▶ [Extracted text]:
Inserting data the right way
Here’s the biggest beginner trap.
ClickHouse loves big inserts. It hates small ones.
Every insert triggers background merges, index updates, compression, and part creation. Do that one row at a time and you’ll drown it. Batch your inserts into chunks, ideally thousands of rows at a time. You’ll instantly see CPU drop and throughput skyrocket.
If you’re ingesting data continuously, throw it into a queue and batch it there. That’s what we do at OpenPanel.dev. It smooths out traffic spikes and keeps our ingestion fast and predictable.
Replication and sharding
This isn’t a bad thing about ClickHouse. In fact, it’s one of its best features.
But I still want to cover a few parts that confused me when I first started using it.
There are three kinds of tables you’ll deal with when setting up replication or sharding:
- Your existing table (usually
MergeTreeor something similar) - A replicated table (
ReplicatedMergeTree) - A distributed table (
Distributed)
Each of these plays a different role in your cluster, and it’s worth understanding them before you begin.
First, decide how many replicas you want. Most setups use three replicas for high availability and to get replication working, you’ll replace your existing table with a replicated one.
You can do that by creating a new table and swapping MergeTree for ReplicatedMergeTree in the engine section.
CREATE TABLE events_replicated ON CLUSTER '{cluster}' (
...
)
ENGINE = ReplicatedMergeTree(
'/clickhouse/{installation}/{cluster}/tables/{shard}/openpanel/v1/{table}',
'{replica}'
)
PARTITION BY toYYYYMM(created_at)
ORDER BY (created_at)
Once that’s done, any data written to one node will be replicated to the others. ZooKeeper or ClickHouse Keeper handles the synchronization automatically.
If you want to move your data from your existing table to the replicated table you can use INSERT SELECT to do this.
INSERT INTO events_replicated SELECT * FROM events;
Now let’s look at where sharding and Distributed tables come in.
Sharding is how you scale horizontally by splitting data into smaller chunks and spreading them across nodes. That said, it’s usually better to scale vertically first, because ClickHouse handles vertical scaling surprisingly well.
If you decide to shard, you’ll need to create a distributed table. A distributed table knows where your data lives and redirects queries to the right node.
When creating one, you define how data should be split across nodes. In the example below, the data is sharded using cityHash64(project_id), which spreads rows evenly based on the project_id.
CREATE TABLE events_distributed ON CLUSTER '{cluster}' AS events_replicated
ENGINE = Distributed(
'{cluster}',
currentDatabase(),
events_replicated,
cityHash64(project_id)
)
Now you can query data from any node, and ClickHouse will automatically route the request to where the data actually sits.
If you want to dig deeper, check out the official docs on Distributed tables and Replication.
So why stick with it?
Because when it works, it’s magic.
At OpenPanel we hit all these issues. Slow inserts, bad joins, tricky replication, and we still use ClickHouse every single day. Once you set it up correctly, nothing else compares. It’s unbelievably fast and scales far beyond what most relational databases can handle.
You just have to respect it. Treat it like a Ferrari, not a Corolla.
If you want me to go deeper into how we deploy and manage our own cluster on Kubernetes using the Altinity operator, let me know in the comments. I can show exactly how we keep it stable and cost-efficient.
Top comments (2)
Thanks for tackling the often-overlooked ClickHouse gotchas. The cloud vs self-hosted trade-offs, join pitfalls, and batching guidance are spot on—great, practical clarity on a niche topic that's easy to gloss over.
I see a lot of - I don't understand the database type, but I still want to use it - in this post.
Maybe the fact that Clickhouse is using SQL might make people think it is a relational database, but then they are wrong.
SQL is a DSL to write queries. So are there solutions to write SQL for MongoDB, SQL for Neo4j.
So SQl is not an one database type solution.
But it is still a good post to make people aware of Clickhouse.

▶ [Material provided]:
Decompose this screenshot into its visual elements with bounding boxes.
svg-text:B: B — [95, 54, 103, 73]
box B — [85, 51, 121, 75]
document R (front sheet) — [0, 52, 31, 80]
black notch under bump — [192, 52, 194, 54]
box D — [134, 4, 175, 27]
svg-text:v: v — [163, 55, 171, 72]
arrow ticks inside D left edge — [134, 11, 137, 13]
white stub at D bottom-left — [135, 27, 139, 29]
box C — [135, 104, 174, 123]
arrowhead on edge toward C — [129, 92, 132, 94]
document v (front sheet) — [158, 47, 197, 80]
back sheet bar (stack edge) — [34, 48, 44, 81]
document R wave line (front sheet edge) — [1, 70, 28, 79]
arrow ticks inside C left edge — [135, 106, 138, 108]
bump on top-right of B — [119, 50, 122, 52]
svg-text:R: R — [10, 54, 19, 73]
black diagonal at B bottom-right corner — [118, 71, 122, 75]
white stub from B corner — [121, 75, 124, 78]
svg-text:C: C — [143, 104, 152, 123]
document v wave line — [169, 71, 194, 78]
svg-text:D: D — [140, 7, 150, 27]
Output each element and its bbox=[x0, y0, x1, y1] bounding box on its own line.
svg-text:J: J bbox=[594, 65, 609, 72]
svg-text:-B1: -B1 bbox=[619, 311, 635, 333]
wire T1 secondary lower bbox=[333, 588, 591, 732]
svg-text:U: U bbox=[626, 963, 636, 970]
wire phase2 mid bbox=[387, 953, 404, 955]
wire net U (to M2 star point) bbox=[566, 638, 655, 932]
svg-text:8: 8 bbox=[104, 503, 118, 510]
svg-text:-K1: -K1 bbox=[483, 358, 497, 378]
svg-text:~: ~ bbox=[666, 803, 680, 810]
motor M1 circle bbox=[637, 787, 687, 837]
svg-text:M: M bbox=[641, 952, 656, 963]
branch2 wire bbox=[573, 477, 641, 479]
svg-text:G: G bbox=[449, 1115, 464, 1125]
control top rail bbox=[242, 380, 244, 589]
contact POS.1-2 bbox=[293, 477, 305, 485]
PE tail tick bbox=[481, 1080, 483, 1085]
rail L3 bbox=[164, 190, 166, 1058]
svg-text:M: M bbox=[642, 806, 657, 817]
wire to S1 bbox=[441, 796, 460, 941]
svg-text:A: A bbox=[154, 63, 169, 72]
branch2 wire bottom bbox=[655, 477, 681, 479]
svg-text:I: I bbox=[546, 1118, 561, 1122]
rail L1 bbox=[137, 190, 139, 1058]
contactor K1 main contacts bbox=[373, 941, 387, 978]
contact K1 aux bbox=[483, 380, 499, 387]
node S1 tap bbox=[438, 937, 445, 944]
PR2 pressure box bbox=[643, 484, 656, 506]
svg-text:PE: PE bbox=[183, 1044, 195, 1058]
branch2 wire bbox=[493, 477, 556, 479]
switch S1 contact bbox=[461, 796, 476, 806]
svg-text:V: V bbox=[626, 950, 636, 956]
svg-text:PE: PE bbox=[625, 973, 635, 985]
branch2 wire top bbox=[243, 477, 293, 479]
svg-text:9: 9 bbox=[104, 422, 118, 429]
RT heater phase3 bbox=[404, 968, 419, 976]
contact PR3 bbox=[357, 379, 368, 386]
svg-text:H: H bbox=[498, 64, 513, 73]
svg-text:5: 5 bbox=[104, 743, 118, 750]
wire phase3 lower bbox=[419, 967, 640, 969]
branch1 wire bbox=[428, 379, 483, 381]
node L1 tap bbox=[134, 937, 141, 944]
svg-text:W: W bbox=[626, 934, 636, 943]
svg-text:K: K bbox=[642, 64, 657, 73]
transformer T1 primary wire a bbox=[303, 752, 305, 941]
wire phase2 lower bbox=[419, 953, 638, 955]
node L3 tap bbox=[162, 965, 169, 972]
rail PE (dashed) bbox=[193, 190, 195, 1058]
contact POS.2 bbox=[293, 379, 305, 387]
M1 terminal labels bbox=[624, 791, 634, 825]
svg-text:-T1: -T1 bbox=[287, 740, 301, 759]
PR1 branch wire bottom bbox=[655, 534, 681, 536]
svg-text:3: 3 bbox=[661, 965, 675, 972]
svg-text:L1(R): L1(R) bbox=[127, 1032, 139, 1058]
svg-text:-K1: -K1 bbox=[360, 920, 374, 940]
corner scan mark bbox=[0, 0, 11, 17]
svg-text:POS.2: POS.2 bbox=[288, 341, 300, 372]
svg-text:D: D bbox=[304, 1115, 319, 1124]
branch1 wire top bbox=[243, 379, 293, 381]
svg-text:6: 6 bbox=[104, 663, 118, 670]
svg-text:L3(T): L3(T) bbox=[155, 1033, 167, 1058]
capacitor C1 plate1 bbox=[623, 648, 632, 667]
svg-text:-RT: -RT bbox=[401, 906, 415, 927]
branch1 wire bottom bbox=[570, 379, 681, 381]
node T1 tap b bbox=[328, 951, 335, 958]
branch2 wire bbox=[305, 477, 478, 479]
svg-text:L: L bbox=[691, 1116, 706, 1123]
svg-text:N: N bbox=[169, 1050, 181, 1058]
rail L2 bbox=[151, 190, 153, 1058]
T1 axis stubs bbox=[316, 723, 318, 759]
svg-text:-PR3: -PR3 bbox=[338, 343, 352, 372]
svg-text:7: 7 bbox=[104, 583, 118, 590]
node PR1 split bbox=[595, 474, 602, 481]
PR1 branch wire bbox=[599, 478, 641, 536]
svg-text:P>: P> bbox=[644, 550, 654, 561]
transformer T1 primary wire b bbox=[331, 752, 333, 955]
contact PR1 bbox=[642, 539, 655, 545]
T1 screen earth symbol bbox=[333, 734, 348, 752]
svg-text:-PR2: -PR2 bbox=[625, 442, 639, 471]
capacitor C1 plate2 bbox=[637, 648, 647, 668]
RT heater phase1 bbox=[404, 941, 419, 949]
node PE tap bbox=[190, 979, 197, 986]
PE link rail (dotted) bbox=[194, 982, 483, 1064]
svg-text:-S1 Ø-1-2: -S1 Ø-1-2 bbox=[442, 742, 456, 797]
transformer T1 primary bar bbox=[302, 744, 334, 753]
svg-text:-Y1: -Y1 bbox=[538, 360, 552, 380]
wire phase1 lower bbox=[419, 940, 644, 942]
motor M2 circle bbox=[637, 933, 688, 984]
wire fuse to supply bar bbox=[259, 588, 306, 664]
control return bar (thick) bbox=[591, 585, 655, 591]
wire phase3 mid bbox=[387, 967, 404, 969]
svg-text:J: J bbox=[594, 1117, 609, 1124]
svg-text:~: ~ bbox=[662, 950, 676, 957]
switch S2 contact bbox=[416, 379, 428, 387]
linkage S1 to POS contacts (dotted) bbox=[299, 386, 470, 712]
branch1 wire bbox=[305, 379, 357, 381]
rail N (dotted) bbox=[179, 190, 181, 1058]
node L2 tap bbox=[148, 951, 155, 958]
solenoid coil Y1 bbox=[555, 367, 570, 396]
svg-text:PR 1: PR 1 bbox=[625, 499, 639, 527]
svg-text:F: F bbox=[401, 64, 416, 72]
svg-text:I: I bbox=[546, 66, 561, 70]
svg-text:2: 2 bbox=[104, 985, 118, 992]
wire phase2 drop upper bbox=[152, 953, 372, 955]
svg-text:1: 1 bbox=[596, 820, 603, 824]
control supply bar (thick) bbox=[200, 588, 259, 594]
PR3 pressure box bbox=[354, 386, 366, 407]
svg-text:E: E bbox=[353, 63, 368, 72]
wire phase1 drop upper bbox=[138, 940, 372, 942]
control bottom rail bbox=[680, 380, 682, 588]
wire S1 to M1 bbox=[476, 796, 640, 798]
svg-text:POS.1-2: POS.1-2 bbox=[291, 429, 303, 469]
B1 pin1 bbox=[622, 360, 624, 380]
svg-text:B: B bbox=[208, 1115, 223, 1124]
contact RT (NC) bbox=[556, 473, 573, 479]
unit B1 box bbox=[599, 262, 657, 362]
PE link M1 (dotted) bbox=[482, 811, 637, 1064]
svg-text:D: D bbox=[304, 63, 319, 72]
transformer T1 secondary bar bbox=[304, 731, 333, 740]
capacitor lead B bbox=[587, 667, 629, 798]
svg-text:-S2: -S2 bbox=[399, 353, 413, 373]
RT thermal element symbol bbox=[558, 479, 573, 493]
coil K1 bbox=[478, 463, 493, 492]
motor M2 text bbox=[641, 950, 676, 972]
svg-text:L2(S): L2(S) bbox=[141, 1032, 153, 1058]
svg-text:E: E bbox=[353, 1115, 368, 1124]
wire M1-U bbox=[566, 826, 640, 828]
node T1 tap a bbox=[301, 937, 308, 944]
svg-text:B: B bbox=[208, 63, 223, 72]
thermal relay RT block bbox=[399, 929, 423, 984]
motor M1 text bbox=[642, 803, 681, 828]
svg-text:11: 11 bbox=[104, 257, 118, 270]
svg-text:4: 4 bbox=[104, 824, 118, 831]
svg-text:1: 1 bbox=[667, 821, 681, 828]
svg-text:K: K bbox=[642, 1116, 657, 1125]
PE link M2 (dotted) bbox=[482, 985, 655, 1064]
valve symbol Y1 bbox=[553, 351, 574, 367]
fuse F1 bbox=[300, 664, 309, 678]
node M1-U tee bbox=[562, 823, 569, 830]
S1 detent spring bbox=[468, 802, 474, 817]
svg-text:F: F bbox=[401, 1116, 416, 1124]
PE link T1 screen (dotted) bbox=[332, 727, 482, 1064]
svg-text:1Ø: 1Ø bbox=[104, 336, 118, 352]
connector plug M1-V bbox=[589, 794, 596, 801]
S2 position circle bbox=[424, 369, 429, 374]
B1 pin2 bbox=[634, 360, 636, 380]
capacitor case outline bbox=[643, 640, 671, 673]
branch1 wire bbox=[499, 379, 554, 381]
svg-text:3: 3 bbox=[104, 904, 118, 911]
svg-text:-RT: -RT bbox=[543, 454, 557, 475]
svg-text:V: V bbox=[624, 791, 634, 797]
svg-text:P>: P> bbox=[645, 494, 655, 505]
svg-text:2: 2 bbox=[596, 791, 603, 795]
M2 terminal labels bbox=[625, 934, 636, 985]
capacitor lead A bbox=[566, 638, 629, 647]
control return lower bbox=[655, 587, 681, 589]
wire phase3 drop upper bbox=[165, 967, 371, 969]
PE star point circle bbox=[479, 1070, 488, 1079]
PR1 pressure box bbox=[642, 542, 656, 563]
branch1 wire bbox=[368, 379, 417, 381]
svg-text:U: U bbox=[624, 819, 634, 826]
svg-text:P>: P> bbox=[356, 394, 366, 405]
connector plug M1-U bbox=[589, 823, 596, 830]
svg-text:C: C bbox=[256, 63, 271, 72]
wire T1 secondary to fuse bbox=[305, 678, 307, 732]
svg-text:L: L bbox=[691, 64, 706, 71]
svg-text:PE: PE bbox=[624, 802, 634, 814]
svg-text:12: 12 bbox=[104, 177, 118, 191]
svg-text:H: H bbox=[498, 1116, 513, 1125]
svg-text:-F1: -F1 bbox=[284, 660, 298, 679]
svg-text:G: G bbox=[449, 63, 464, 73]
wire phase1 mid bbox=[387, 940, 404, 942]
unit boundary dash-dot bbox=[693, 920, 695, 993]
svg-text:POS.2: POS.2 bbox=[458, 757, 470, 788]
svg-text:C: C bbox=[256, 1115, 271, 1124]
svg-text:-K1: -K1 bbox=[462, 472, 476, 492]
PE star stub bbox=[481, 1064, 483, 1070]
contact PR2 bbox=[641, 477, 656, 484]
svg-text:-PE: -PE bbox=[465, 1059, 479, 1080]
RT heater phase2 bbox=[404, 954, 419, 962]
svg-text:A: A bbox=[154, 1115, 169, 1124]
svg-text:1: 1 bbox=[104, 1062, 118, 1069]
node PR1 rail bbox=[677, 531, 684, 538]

▶ [Work order 1]: In the ClickHouse article, retype the passage starting at "Now you can" and ending at "not a Corolla.".
▶ [Work order 2]: Using the ClickHouse article, explain in one to three sentences why inserts should be sent in batches instead of one row at a time.

▶ [Exercise result 1]:
Now you can query data from any node, and ClickHouse will automatically route the request to where the data actually sits.
If you want to dig deeper, check out the official docs on Distributed tables and Replication.
So why stick with it?
Because when it works, it’s magic.
At OpenPanel we hit all these issues. Slow inserts, bad joins, tricky replication, and we still use ClickHouse every single day. Once you set it up correctly, nothing else compares. It’s unbelievably fast and scales far beyond what most relational databases can handle.
You just have to respect it. Treat it like a Ferrari, not a Corolla.

▶ [Exercise result 2]: Every insert triggers background merges, index updates, compression, and part creation, so inserting one row at a time overwhelms ClickHouse. Sending thousands of rows per batch lowers CPU use and makes throughput climb sharply.